- Given request -
Pull every line that holds the word "Business" from the entries.
↓
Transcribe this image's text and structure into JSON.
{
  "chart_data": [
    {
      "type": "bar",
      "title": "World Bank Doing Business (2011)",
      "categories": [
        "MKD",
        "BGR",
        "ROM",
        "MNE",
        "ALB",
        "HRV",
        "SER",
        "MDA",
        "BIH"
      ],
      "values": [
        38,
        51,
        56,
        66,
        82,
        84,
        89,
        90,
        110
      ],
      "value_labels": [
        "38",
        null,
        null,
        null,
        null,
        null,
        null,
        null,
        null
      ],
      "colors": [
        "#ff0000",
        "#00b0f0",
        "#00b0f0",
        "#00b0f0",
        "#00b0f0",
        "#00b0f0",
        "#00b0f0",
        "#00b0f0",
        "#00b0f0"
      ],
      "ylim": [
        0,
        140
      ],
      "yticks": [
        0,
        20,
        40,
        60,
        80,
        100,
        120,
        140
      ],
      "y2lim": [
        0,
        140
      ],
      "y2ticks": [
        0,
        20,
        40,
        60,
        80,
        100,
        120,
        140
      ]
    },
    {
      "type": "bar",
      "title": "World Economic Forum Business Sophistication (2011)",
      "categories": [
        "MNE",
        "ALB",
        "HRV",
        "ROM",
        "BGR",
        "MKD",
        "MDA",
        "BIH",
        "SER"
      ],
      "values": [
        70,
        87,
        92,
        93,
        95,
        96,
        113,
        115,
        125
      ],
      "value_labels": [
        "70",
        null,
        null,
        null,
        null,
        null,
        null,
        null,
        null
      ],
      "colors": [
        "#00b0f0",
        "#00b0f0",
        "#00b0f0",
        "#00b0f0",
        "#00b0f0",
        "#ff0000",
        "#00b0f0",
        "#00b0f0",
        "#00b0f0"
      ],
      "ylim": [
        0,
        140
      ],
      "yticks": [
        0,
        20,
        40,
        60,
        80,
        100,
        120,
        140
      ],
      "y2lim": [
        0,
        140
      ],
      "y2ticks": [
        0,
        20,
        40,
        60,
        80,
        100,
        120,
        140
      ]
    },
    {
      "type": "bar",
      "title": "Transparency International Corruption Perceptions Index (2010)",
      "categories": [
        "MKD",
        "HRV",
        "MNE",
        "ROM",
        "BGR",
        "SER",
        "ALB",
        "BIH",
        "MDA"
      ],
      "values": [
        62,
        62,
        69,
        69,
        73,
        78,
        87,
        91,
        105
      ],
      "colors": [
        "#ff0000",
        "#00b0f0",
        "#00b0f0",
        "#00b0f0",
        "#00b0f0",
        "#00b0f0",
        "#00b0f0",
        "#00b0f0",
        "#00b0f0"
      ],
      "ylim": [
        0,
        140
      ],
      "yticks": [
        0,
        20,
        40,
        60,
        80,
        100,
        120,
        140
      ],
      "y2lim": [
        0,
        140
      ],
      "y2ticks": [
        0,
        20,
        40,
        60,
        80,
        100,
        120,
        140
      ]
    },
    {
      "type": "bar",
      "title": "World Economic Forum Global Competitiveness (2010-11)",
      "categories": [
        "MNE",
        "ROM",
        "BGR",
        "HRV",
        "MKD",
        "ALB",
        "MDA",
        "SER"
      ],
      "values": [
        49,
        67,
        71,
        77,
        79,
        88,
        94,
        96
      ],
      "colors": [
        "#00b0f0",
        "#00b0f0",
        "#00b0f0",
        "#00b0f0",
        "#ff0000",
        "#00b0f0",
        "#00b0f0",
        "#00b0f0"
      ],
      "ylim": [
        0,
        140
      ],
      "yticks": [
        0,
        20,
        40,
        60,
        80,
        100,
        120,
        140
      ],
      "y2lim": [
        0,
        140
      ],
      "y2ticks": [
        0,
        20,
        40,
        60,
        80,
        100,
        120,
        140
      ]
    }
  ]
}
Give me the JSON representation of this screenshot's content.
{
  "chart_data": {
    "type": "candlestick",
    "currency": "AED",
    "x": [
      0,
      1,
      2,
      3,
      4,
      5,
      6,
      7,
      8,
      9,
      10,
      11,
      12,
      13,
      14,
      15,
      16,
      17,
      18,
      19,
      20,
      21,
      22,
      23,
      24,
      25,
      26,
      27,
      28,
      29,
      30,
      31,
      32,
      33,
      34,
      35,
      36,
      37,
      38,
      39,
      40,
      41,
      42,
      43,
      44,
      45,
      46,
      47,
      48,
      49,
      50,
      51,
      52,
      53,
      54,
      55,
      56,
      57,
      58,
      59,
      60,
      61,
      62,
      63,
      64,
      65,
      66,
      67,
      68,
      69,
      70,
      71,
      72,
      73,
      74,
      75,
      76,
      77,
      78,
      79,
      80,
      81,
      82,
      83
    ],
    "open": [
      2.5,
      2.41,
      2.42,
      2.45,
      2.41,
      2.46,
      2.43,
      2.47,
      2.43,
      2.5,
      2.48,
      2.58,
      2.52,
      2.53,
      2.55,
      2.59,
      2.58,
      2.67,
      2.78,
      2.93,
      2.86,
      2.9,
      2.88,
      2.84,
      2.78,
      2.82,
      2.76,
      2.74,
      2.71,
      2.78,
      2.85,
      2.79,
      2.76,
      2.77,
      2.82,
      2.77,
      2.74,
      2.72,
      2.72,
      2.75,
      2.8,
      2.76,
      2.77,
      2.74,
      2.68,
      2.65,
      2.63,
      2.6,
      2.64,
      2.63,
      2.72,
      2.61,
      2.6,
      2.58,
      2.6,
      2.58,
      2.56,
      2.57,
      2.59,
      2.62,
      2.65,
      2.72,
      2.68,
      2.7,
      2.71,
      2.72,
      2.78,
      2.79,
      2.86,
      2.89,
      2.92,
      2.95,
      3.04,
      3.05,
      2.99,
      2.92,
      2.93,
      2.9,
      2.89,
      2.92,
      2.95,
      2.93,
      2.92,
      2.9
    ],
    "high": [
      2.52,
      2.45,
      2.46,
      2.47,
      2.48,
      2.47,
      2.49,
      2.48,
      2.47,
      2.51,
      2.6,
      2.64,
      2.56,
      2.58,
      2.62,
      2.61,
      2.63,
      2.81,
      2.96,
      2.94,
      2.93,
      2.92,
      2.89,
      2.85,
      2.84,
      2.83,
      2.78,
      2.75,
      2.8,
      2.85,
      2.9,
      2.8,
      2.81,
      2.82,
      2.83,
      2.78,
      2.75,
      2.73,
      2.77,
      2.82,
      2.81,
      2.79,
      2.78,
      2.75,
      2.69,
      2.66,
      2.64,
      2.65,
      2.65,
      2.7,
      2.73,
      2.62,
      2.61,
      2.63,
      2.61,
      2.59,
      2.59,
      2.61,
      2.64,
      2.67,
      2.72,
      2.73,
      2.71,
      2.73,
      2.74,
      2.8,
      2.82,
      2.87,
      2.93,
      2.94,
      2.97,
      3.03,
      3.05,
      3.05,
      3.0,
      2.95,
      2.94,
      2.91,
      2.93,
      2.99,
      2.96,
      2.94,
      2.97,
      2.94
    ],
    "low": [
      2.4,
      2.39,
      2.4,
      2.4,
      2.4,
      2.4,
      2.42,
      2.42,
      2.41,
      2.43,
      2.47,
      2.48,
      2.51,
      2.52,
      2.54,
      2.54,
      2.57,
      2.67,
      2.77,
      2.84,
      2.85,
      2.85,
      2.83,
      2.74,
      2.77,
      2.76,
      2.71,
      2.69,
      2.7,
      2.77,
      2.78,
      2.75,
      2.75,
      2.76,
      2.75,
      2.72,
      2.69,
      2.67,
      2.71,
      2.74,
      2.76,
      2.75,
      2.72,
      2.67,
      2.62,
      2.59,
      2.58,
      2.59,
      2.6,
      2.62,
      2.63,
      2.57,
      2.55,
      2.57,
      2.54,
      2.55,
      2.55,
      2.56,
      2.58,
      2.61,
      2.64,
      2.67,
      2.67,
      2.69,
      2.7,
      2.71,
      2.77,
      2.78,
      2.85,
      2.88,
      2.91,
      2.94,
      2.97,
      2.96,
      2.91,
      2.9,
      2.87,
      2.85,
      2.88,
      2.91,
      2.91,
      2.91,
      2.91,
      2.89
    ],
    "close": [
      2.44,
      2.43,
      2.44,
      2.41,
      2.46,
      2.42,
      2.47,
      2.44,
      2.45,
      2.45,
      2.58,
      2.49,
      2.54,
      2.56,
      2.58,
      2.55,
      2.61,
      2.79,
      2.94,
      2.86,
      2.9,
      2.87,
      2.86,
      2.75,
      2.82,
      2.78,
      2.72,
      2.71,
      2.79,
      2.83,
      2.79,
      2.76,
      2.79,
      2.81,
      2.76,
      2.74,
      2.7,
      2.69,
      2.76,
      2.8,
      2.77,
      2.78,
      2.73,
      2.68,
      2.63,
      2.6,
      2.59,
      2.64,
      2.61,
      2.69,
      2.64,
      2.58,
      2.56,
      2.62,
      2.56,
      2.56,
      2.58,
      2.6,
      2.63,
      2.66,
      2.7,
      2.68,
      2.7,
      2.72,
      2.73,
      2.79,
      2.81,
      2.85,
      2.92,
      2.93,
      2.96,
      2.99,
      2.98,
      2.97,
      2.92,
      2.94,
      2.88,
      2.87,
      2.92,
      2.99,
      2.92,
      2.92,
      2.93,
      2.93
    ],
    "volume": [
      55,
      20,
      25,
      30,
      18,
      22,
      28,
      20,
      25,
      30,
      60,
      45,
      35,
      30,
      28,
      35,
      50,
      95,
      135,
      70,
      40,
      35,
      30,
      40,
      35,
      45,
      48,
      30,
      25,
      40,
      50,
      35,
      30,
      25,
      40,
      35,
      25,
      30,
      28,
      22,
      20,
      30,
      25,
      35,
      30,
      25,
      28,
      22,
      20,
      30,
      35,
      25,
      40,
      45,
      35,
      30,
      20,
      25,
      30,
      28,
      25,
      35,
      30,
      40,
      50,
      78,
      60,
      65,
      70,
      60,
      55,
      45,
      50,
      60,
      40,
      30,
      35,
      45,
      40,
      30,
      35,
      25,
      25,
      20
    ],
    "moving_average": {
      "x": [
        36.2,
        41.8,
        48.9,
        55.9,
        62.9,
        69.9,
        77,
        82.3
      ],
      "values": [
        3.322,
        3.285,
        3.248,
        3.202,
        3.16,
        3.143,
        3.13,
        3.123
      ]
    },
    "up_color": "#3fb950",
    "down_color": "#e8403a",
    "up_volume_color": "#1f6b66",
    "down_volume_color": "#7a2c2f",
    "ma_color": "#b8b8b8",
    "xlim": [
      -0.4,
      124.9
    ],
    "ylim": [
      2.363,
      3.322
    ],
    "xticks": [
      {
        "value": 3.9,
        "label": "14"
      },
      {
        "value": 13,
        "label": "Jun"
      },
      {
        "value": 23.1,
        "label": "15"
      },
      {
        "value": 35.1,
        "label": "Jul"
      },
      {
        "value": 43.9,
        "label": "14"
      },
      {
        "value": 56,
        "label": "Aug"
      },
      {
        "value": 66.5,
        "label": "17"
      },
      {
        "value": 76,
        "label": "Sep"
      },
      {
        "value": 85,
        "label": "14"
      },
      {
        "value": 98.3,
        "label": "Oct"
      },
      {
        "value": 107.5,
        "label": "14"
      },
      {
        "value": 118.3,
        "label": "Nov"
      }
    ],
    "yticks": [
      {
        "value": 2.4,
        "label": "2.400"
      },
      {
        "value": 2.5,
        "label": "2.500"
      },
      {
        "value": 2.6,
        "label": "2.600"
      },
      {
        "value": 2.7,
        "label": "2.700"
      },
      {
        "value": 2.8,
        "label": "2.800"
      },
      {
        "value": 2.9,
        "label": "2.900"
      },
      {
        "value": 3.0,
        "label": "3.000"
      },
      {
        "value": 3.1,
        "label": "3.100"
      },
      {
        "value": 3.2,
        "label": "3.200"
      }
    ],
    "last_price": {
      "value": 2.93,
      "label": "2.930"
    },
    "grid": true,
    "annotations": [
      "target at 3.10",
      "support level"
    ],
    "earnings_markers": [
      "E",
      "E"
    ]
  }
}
↑
- Exercise output -
      "title": "World Bank Doing Business (2011)",
      "title": "World Economic Forum Business Sophistication (2011)",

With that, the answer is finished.